begin EXTRACTED RECORDS

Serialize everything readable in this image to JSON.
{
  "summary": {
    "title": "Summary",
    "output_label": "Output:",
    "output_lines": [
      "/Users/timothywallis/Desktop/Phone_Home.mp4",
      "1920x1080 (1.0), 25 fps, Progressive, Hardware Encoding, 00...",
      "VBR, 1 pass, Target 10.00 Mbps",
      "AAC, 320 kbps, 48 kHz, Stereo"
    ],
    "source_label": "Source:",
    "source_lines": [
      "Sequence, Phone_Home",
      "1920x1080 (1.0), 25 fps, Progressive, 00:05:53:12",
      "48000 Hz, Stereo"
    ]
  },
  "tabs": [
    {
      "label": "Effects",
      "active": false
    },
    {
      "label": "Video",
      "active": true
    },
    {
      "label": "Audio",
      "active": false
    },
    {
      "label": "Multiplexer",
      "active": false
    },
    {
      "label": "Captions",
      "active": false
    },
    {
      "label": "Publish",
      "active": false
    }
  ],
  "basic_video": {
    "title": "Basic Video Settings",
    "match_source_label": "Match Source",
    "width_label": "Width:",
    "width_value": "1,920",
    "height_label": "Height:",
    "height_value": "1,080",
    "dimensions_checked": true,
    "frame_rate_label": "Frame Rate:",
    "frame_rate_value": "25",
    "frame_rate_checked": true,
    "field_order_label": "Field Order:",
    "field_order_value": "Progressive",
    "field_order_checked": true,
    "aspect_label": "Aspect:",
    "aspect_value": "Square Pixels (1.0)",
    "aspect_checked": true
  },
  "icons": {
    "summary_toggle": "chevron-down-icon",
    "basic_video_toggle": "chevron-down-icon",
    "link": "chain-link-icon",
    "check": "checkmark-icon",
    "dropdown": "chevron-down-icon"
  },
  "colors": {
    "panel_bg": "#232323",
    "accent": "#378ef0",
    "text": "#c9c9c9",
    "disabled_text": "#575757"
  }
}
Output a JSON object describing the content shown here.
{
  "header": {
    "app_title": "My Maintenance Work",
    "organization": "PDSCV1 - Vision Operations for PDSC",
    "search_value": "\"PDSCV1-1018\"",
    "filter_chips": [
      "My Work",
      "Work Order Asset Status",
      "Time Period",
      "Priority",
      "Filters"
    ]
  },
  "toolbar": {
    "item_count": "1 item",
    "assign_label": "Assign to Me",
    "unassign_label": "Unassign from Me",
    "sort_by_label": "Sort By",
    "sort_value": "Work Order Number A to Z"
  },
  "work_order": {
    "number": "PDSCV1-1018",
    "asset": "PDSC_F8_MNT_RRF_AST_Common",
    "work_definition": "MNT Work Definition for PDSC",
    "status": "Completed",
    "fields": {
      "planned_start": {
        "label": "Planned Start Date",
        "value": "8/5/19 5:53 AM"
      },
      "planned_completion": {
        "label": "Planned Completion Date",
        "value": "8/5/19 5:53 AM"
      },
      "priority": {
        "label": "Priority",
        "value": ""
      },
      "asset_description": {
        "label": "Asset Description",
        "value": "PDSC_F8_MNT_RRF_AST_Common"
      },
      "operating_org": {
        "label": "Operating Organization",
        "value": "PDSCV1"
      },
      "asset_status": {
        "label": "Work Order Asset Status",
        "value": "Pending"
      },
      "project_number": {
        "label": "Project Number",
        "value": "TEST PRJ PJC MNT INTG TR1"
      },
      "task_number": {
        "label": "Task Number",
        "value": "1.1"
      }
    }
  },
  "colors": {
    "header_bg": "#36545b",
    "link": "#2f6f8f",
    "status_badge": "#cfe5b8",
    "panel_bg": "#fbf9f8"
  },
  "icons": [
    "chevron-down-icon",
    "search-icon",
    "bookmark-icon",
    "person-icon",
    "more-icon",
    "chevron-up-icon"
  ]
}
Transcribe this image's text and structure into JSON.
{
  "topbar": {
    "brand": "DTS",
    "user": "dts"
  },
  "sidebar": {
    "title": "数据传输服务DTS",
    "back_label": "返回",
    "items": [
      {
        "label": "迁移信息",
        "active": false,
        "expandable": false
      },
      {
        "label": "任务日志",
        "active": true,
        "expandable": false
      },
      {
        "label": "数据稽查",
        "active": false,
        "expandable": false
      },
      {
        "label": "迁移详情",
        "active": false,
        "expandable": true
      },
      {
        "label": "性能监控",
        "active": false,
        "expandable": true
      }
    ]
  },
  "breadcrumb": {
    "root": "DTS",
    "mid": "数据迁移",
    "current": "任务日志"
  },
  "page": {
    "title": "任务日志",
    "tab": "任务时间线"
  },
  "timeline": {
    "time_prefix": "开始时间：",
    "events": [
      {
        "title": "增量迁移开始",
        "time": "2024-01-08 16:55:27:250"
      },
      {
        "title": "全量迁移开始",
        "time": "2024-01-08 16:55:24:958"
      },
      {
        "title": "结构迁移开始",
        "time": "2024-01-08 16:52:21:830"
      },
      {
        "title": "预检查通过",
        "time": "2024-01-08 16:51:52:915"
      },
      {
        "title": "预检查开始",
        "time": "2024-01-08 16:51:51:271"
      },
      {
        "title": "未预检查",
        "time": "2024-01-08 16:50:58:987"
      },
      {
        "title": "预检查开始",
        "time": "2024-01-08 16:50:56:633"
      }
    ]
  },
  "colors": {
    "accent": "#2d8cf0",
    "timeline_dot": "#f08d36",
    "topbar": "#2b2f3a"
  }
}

end EXTRACTED RECORDS

# WRITTEN EXERCISE
Extract from the data every line where "Date" shows up.

# TASK RESPONSE
        "label": "Planned Start Date",
        "label": "Planned Completion Date",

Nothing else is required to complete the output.